**YOUR GOAL:**
Reproduce each of the following rows word for word, without changing anything.

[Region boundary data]
>>>

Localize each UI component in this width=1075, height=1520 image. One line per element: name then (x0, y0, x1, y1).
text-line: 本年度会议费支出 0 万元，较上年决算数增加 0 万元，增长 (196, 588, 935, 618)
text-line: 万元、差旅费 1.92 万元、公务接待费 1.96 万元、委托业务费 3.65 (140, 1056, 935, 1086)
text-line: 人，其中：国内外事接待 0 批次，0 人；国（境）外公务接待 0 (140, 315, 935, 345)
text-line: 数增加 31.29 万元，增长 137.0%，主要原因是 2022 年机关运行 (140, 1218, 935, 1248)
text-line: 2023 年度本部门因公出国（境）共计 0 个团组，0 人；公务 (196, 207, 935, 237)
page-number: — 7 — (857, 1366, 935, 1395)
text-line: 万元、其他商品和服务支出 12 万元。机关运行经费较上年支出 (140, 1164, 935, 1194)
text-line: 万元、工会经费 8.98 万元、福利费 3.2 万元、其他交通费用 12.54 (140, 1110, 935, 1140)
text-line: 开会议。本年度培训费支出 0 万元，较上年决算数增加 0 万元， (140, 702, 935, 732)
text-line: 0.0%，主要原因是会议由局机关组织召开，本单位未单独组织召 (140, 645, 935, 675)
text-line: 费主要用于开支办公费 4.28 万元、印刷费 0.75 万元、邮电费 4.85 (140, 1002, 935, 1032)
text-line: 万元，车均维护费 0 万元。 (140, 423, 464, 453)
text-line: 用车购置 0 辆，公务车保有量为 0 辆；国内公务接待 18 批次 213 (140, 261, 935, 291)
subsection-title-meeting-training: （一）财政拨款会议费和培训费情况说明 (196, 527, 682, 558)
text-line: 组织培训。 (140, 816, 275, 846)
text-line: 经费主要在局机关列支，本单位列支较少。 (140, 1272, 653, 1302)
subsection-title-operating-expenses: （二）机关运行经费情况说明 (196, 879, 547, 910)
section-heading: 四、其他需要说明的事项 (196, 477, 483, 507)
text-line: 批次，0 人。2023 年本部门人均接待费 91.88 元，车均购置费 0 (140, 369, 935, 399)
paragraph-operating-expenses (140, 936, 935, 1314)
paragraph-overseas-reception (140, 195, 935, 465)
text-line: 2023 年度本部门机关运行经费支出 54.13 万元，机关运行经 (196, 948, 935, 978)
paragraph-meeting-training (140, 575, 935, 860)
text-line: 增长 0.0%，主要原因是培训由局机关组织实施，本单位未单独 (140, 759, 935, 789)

<<<

**FULL ANSWER:**
Localize each UI component in this width=1075, height=1520 image. One line per element: name then (x0, y0, x1, y1).
text-line: 本年度会议费支出 0 万元，较上年决算数增加 0 万元，增长 (196, 588, 935, 618)
text-line: 万元、差旅费 1.92 万元、公务接待费 1.96 万元、委托业务费 3.65 (140, 1056, 935, 1086)
text-line: 人，其中：国内外事接待 0 批次，0 人；国（境）外公务接待 0 (140, 315, 935, 345)
text-line: 数增加 31.29 万元，增长 137.0%，主要原因是 2022 年机关运行 (140, 1218, 935, 1248)
text-line: 2023 年度本部门因公出国（境）共计 0 个团组，0 人；公务 (196, 207, 935, 237)
page-number: — 7 — (857, 1366, 935, 1395)
text-line: 万元、其他商品和服务支出 12 万元。机关运行经费较上年支出 (140, 1164, 935, 1194)
text-line: 万元、工会经费 8.98 万元、福利费 3.2 万元、其他交通费用 12.54 (140, 1110, 935, 1140)
text-line: 开会议。本年度培训费支出 0 万元，较上年决算数增加 0 万元， (140, 702, 935, 732)
text-line: 0.0%，主要原因是会议由局机关组织召开，本单位未单独组织召 (140, 645, 935, 675)
text-line: 费主要用于开支办公费 4.28 万元、印刷费 0.75 万元、邮电费 4.85 (140, 1002, 935, 1032)
text-line: 万元，车均维护费 0 万元。 (140, 423, 464, 453)
text-line: 用车购置 0 辆，公务车保有量为 0 辆；国内公务接待 18 批次 213 (140, 261, 935, 291)
subsection-title-meeting-training: （一）财政拨款会议费和培训费情况说明 (196, 527, 682, 558)
text-line: 组织培训。 (140, 816, 275, 846)
text-line: 经费主要在局机关列支，本单位列支较少。 (140, 1272, 653, 1302)
subsection-title-operating-expenses: （二）机关运行经费情况说明 (196, 879, 547, 910)
section-heading: 四、其他需要说明的事项 (196, 477, 483, 507)
text-line: 批次，0 人。2023 年本部门人均接待费 91.88 元，车均购置费 0 (140, 369, 935, 399)
paragraph-operating-expenses (140, 936, 935, 1314)
paragraph-overseas-reception (140, 195, 935, 465)
text-line: 2023 年度本部门机关运行经费支出 54.13 万元，机关运行经 (196, 948, 935, 978)
paragraph-meeting-training (140, 575, 935, 860)
text-line: 增长 0.0%，主要原因是培训由局机关组织实施，本单位未单独 (140, 759, 935, 789)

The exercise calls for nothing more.